> _Extracts from a graphics dataset_
* * * * * * *

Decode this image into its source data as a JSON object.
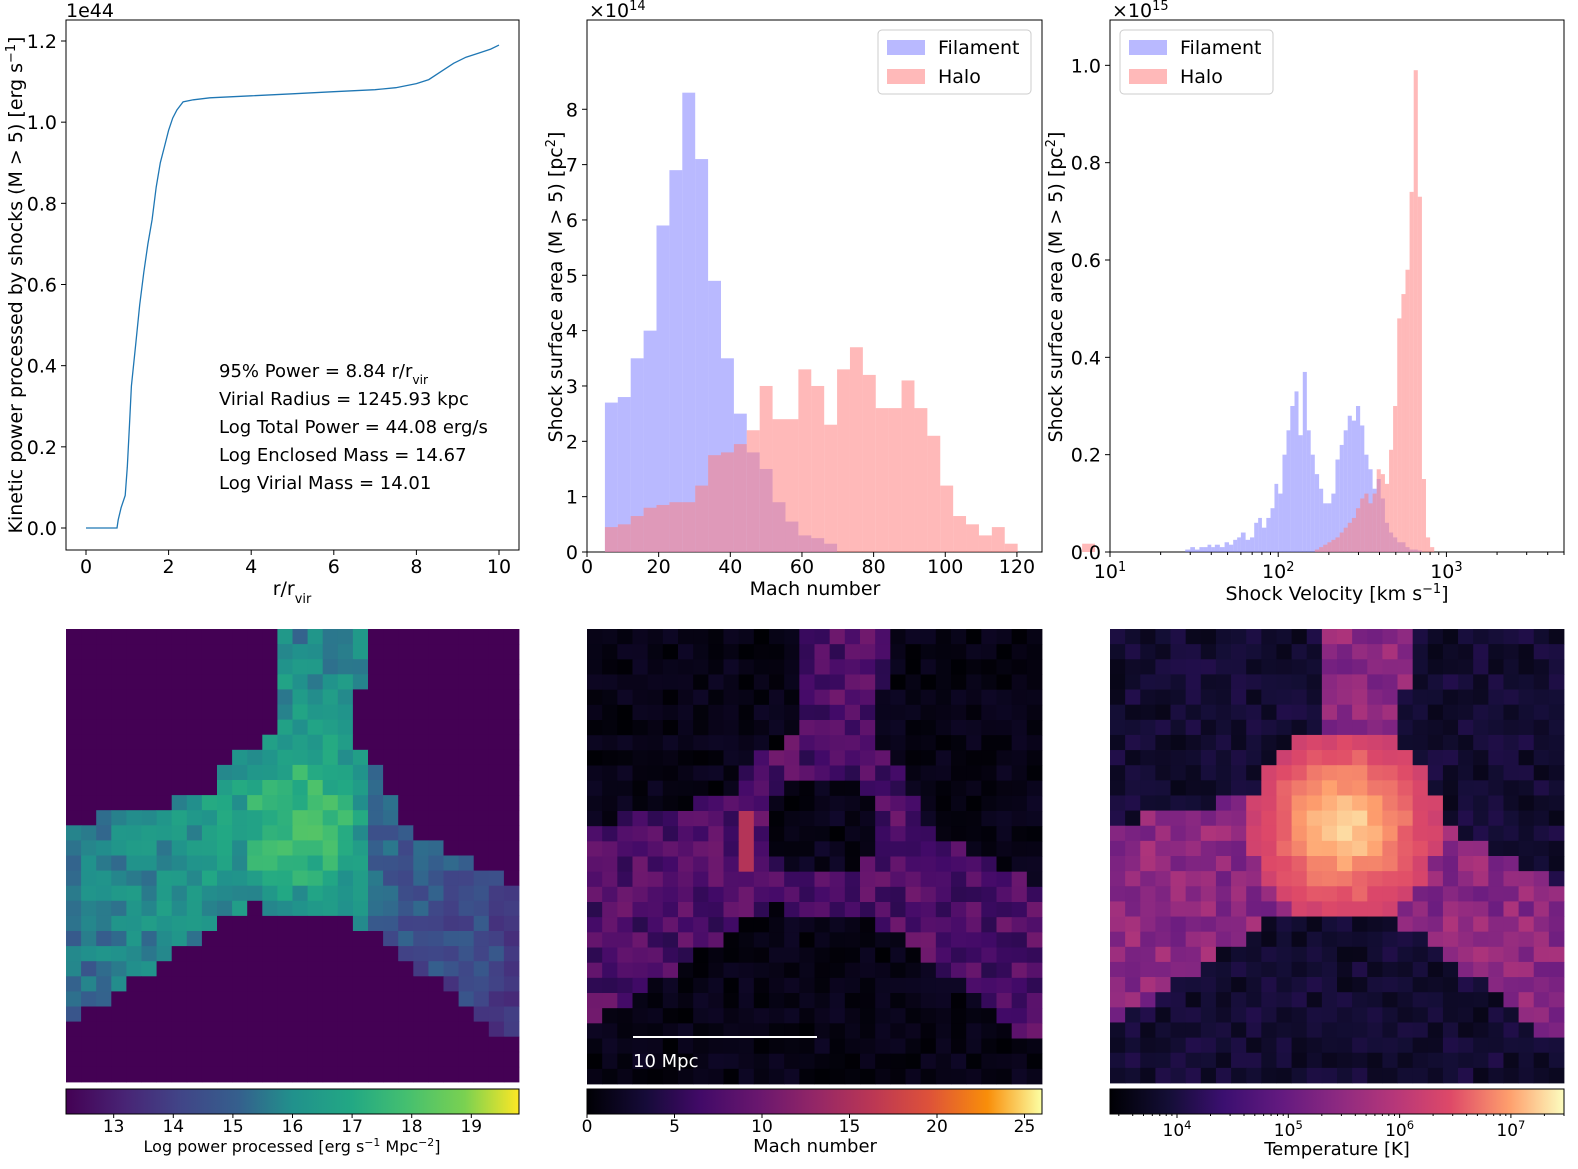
{
  "chart_data": [
    {
      "type": "line",
      "xlabel": "r/r",
      "xlabel_sub": "vir",
      "ylabel": "Kinetic power processed by shocks (M > 5) [erg s",
      "ylabel_sup": "−1",
      "ylabel_end": "]",
      "y_offset_text": "1e44",
      "xlim": [
        0,
        10
      ],
      "ylim": [
        0,
        1.2
      ],
      "xticks": [
        "0",
        "2",
        "4",
        "6",
        "8",
        "10"
      ],
      "yticks": [
        "0.0",
        "0.2",
        "0.4",
        "0.6",
        "0.8",
        "1.0",
        "1.2"
      ],
      "line_color": "#1f77b4",
      "series": [
        {
          "x": [
            0,
            0.75,
            0.78,
            0.85,
            0.95,
            1.0,
            1.05,
            1.1,
            1.2,
            1.3,
            1.4,
            1.5,
            1.6,
            1.7,
            1.8,
            1.9,
            2.0,
            2.1,
            2.2,
            2.35,
            2.6,
            3,
            4,
            5,
            6,
            7,
            7.5,
            8,
            8.3,
            8.6,
            8.9,
            9.2,
            9.5,
            9.8,
            10.0
          ],
          "y": [
            0,
            0,
            0.02,
            0.05,
            0.08,
            0.15,
            0.25,
            0.35,
            0.45,
            0.55,
            0.63,
            0.7,
            0.76,
            0.84,
            0.9,
            0.94,
            0.98,
            1.01,
            1.03,
            1.05,
            1.055,
            1.06,
            1.065,
            1.07,
            1.075,
            1.08,
            1.085,
            1.095,
            1.105,
            1.125,
            1.145,
            1.16,
            1.17,
            1.18,
            1.19
          ]
        }
      ],
      "annotations": [
        {
          "text": "95% Power = 8.84 r/r",
          "sub": "vir"
        },
        {
          "text": "Virial Radius = 1245.93 kpc"
        },
        {
          "text": "Log Total Power = 44.08 erg/s"
        },
        {
          "text": "Log Enclosed Mass = 14.67"
        },
        {
          "text": "Log Virial Mass = 14.01"
        }
      ]
    },
    {
      "type": "bar",
      "subtype": "histogram",
      "xlabel": "Mach number",
      "ylabel": "Shock surface area (M > 5) [pc",
      "ylabel_sup": "2",
      "ylabel_end": "]",
      "y_offset_text": "×10",
      "y_offset_exp": "14",
      "xlim": [
        0,
        127
      ],
      "ylim": [
        0,
        8.8
      ],
      "xticks": [
        "0",
        "20",
        "40",
        "60",
        "80",
        "100",
        "120"
      ],
      "yticks": [
        "0",
        "1",
        "2",
        "3",
        "4",
        "5",
        "6",
        "7",
        "8"
      ],
      "legend": {
        "placement": "top-right",
        "entries": [
          "Filament",
          "Halo"
        ]
      },
      "series": [
        {
          "name": "Filament",
          "color": "#8080ff",
          "bin_start": 5,
          "bin_width": 3.6,
          "values": [
            2.7,
            2.8,
            3.5,
            4.0,
            5.9,
            6.9,
            8.3,
            7.1,
            4.9,
            3.5,
            2.5,
            1.8,
            1.5,
            0.9,
            0.55,
            0.3,
            0.25,
            0.15
          ]
        },
        {
          "name": "Halo",
          "color": "#ff7f7f",
          "bin_start": 5,
          "bin_width": 3.6,
          "values": [
            0.45,
            0.5,
            0.65,
            0.8,
            0.85,
            0.9,
            0.9,
            1.2,
            1.75,
            1.8,
            1.95,
            2.2,
            3.0,
            2.4,
            2.4,
            3.3,
            3.0,
            2.3,
            3.3,
            3.7,
            3.2,
            2.6,
            2.6,
            3.1,
            2.6,
            2.1,
            1.2,
            0.65,
            0.5,
            0.3,
            0.45,
            0.15,
            0,
            0,
            0,
            0,
            0,
            0.15
          ]
        }
      ]
    },
    {
      "type": "bar",
      "subtype": "histogram",
      "xscale": "log",
      "xlabel": "Shock Velocity [km s",
      "xlabel_sup": "−1",
      "xlabel_end": "]",
      "ylabel": "Shock surface area (M > 5) [pc",
      "ylabel_sup": "2",
      "ylabel_end": "]",
      "y_offset_text": "×10",
      "y_offset_exp": "15",
      "xlim": [
        10,
        5000
      ],
      "ylim": [
        0,
        1.05
      ],
      "xticks": [
        {
          "base": "10",
          "exp": "1"
        },
        {
          "base": "10",
          "exp": "2"
        },
        {
          "base": "10",
          "exp": "3"
        }
      ],
      "yticks": [
        "0.0",
        "0.2",
        "0.4",
        "0.6",
        "0.8",
        "1.0"
      ],
      "legend": {
        "placement": "top-left",
        "entries": [
          "Filament",
          "Halo"
        ]
      },
      "series": [
        {
          "name": "Filament",
          "color": "#8080ff",
          "x": [
            28,
            30,
            32,
            34,
            36,
            38,
            40,
            42,
            45,
            48,
            51,
            54,
            57,
            60,
            64,
            68,
            72,
            76,
            80,
            85,
            90,
            95,
            100,
            106,
            112,
            118,
            125,
            132,
            140,
            148,
            156,
            165,
            175,
            185,
            196,
            207,
            219,
            232,
            245,
            259,
            274,
            290,
            307,
            325,
            344,
            364,
            385,
            407,
            431,
            456,
            482,
            510,
            540,
            571,
            604,
            639,
            676
          ],
          "values": [
            0.005,
            0.01,
            0.005,
            0.01,
            0.01,
            0.015,
            0.01,
            0.015,
            0.01,
            0.02,
            0.015,
            0.025,
            0.03,
            0.04,
            0.025,
            0.03,
            0.06,
            0.07,
            0.05,
            0.07,
            0.09,
            0.14,
            0.12,
            0.2,
            0.25,
            0.3,
            0.33,
            0.24,
            0.37,
            0.25,
            0.2,
            0.16,
            0.13,
            0.1,
            0.1,
            0.12,
            0.19,
            0.22,
            0.25,
            0.28,
            0.27,
            0.3,
            0.26,
            0.2,
            0.17,
            0.13,
            0.15,
            0.11,
            0.06,
            0.04,
            0.03,
            0.02,
            0.02,
            0.01,
            0.005,
            0.005,
            0.003
          ]
        },
        {
          "name": "Halo",
          "color": "#ff7f7f",
          "x": [
            165,
            175,
            185,
            196,
            207,
            219,
            232,
            245,
            259,
            274,
            290,
            307,
            325,
            344,
            364,
            385,
            407,
            431,
            456,
            482,
            510,
            540,
            571,
            604,
            639,
            676,
            715,
            756,
            800
          ],
          "values": [
            0.005,
            0.01,
            0.015,
            0.02,
            0.025,
            0.03,
            0.04,
            0.05,
            0.06,
            0.07,
            0.09,
            0.11,
            0.12,
            0.1,
            0.12,
            0.17,
            0.16,
            0.14,
            0.21,
            0.3,
            0.48,
            0.53,
            0.58,
            0.74,
            0.99,
            0.73,
            0.15,
            0.03,
            0.01
          ]
        }
      ]
    },
    {
      "type": "heatmap",
      "colormap": "viridis",
      "colorbar_label": "Log power processed [erg s",
      "colorbar_sup1": "−1",
      "colorbar_mid": " Mpc",
      "colorbar_sup2": "−2",
      "colorbar_end": "]",
      "colorbar_range": [
        12.2,
        19.8
      ],
      "colorbar_ticks": [
        "13",
        "14",
        "15",
        "16",
        "17",
        "18",
        "19"
      ]
    },
    {
      "type": "heatmap",
      "colormap": "inferno",
      "colorbar_label": "Mach number",
      "colorbar_range": [
        0,
        26
      ],
      "colorbar_ticks": [
        "0",
        "5",
        "10",
        "15",
        "20",
        "25"
      ],
      "scale_bar_label": "10 Mpc"
    },
    {
      "type": "heatmap",
      "colormap": "magma",
      "colorbar_label": "Temperature [K]",
      "colorbar_scale": "log",
      "colorbar_range": [
        2500,
        30000000
      ],
      "colorbar_ticks": [
        {
          "base": "10",
          "exp": "4"
        },
        {
          "base": "10",
          "exp": "5"
        },
        {
          "base": "10",
          "exp": "6"
        },
        {
          "base": "10",
          "exp": "7"
        }
      ]
    }
  ]
}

* * * * * * *

> _Task to complete_
Using the listing above, show each line holding the string "processed".

> _Output_
      "ylabel": "Kinetic power processed by shocks (M > 5) [erg s",
      "colorbar_label": "Log power processed [erg s",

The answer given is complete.